Exercise goal - Go through the records and give each one again exactly.
start Dataset content
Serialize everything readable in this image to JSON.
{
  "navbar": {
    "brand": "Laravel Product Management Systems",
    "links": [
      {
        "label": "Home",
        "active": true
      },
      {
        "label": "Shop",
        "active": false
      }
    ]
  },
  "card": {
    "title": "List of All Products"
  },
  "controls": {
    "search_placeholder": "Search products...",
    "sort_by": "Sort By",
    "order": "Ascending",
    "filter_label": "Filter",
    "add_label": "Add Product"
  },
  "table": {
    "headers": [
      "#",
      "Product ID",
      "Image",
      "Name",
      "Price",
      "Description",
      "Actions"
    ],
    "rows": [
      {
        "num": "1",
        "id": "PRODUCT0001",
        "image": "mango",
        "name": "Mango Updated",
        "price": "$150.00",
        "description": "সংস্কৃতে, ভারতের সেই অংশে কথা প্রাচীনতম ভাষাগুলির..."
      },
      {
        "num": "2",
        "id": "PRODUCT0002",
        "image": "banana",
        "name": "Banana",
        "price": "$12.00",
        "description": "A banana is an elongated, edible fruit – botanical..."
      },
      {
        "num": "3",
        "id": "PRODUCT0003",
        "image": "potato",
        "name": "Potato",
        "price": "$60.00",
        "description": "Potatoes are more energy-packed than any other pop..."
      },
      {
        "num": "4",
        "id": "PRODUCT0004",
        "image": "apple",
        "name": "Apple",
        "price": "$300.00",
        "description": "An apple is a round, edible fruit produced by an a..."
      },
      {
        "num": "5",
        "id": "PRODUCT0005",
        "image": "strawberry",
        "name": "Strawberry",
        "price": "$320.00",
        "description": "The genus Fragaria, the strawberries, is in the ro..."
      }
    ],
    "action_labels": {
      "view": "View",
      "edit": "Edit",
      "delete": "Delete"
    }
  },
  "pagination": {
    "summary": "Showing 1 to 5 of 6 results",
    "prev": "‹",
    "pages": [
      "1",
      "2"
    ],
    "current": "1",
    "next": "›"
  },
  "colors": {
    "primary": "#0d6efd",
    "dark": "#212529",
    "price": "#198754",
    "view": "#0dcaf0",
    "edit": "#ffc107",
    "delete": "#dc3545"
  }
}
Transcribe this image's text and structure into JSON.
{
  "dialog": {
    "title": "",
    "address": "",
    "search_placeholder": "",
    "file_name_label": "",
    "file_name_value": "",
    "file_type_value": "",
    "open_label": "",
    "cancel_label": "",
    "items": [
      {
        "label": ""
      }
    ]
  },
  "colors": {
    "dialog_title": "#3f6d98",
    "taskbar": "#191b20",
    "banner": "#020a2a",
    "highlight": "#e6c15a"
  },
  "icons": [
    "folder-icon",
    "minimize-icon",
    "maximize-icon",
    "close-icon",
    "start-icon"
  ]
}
end Dataset content
Exercise result -
Serialize everything readable in this image to JSON.
{
  "navbar": {
    "brand": "Laravel Product Management Systems",
    "links": [
      {
        "label": "Home",
        "active": true
      },
      {
        "label": "Shop",
        "active": false
      }
    ]
  },
  "card": {
    "title": "List of All Products"
  },
  "controls": {
    "search_placeholder": "Search products...",
    "sort_by": "Sort By",
    "order": "Ascending",
    "filter_label": "Filter",
    "add_label": "Add Product"
  },
  "table": {
    "headers": [
      "#",
      "Product ID",
      "Image",
      "Name",
      "Price",
      "Description",
      "Actions"
    ],
    "rows": [
      {
        "num": "1",
        "id": "PRODUCT0001",
        "image": "mango",
        "name": "Mango Updated",
        "price": "$150.00",
        "description": "সংস্কৃতে, ভারতের সেই অংশে কথা প্রাচীনতম ভাষাগুলির..."
      },
      {
        "num": "2",
        "id": "PRODUCT0002",
        "image": "banana",
        "name": "Banana",
        "price": "$12.00",
        "description": "A banana is an elongated, edible fruit – botanical..."
      },
      {
        "num": "3",
        "id": "PRODUCT0003",
        "image": "potato",
        "name": "Potato",
        "price": "$60.00",
        "description": "Potatoes are more energy-packed than any other pop..."
      },
      {
        "num": "4",
        "id": "PRODUCT0004",
        "image": "apple",
        "name": "Apple",
        "price": "$300.00",
        "description": "An apple is a round, edible fruit produced by an a..."
      },
      {
        "num": "5",
        "id": "PRODUCT0005",
        "image": "strawberry",
        "name": "Strawberry",
        "price": "$320.00",
        "description": "The genus Fragaria, the strawberries, is in the ro..."
      }
    ],
    "action_labels": {
      "view": "View",
      "edit": "Edit",
      "delete": "Delete"
    }
  },
  "pagination": {
    "summary": "Showing 1 to 5 of 6 results",
    "prev": "‹",
    "pages": [
      "1",
      "2"
    ],
    "current": "1",
    "next": "›"
  },
  "colors": {
    "primary": "#0d6efd",
    "dark": "#212529",
    "price": "#198754",
    "view": "#0dcaf0",
    "edit": "#ffc107",
    "delete": "#dc3545"
  }
}
Transcribe this image's text and structure into JSON.
{
  "dialog": {
    "title": "",
    "address": "",
    "search_placeholder": "",
    "file_name_label": "",
    "file_name_value": "",
    "file_type_value": "",
    "open_label": "",
    "cancel_label": "",
    "items": [
      {
        "label": ""
      }
    ]
  },
  "colors": {
    "dialog_title": "#3f6d98",
    "taskbar": "#191b20",
    "banner": "#020a2a",
    "highlight": "#e6c15a"
  },
  "icons": [
    "folder-icon",
    "minimize-icon",
    "maximize-icon",
    "close-icon",
    "start-icon"
  ]
}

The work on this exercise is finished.